▶ [EXERCISE] Lines that include the word "land" are the ones to copy.
Start LISTED RECORDS
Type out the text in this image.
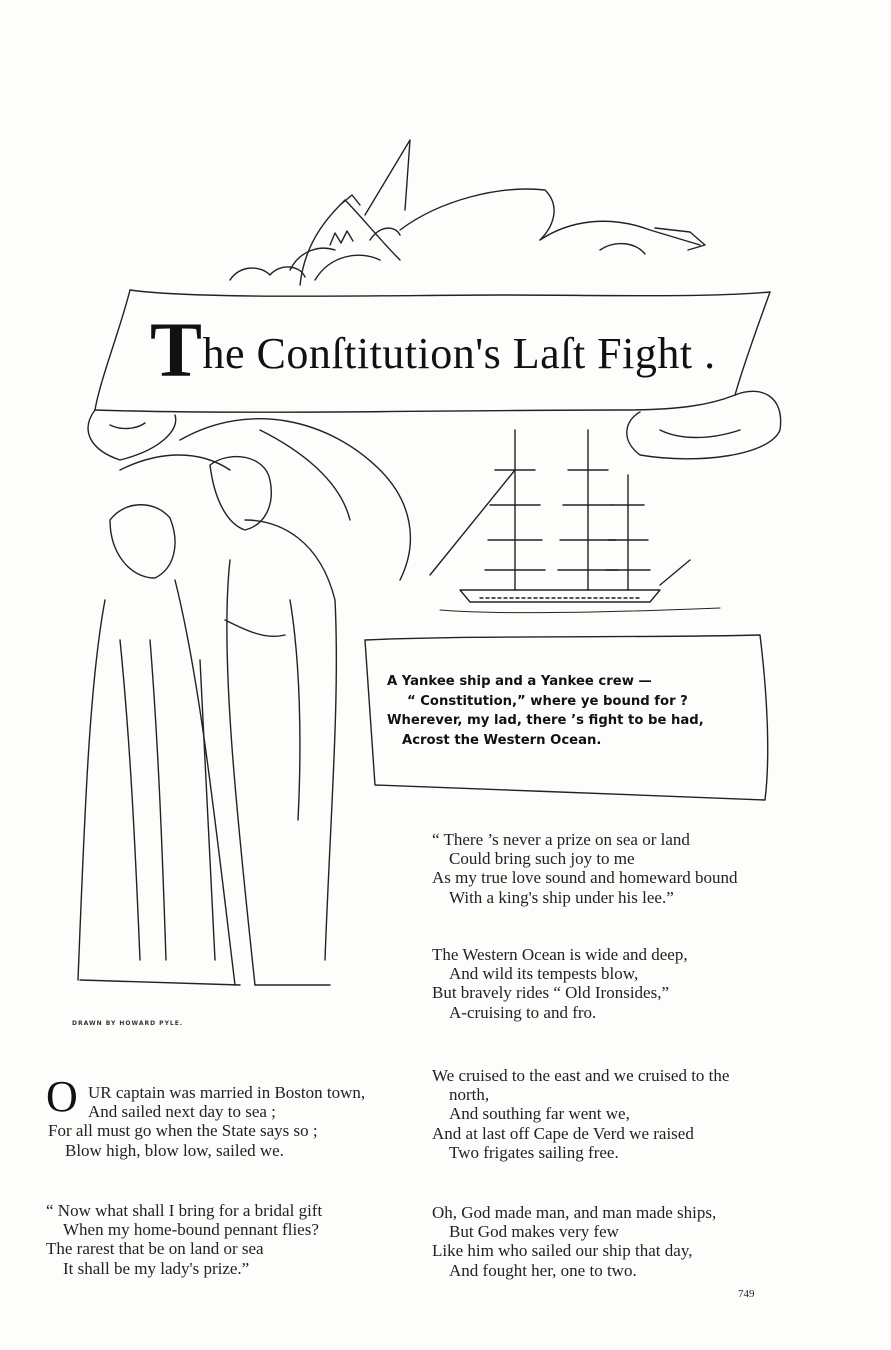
The Conſtitution's Laſt Fight .
A Yankee ship and a Yankee crew —
“ Constitution,” where ye bound for ?
Wherever, my lad, there ’s fight to be had,
Acrost the Western Ocean.
DRAWN BY HOWARD PYLE.
“ There ’s never a prize on sea or land
Could bring such joy to me
As my true love sound and homeward bound
With a king's ship under his lee.”
The Western Ocean is wide and deep,
And wild its tempests blow,
But bravely rides “ Old Ironsides,”
A-cruising to and fro.
We cruised to the east and we cruised to the
north,
And southing far went we,
And at last off Cape de Verd we raised
Two frigates sailing free.
Oh, God made man, and man made ships,
But God makes very few
Like him who sailed our ship that day,
And fought her, one to two.
O UR captain was married in Boston town,
And sailed next day to sea ;
For all must go when the State says so ;
Blow high, blow low, sailed we.
“ Now what shall I bring for a bridal gift
When my home-bound pennant flies?
The rarest that be on land or sea
It shall be my lady's prize.”
749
End LISTED RECORDS
▶ [RESPONSE]
“ There ’s never a prize on sea or land
The rarest that be on land or sea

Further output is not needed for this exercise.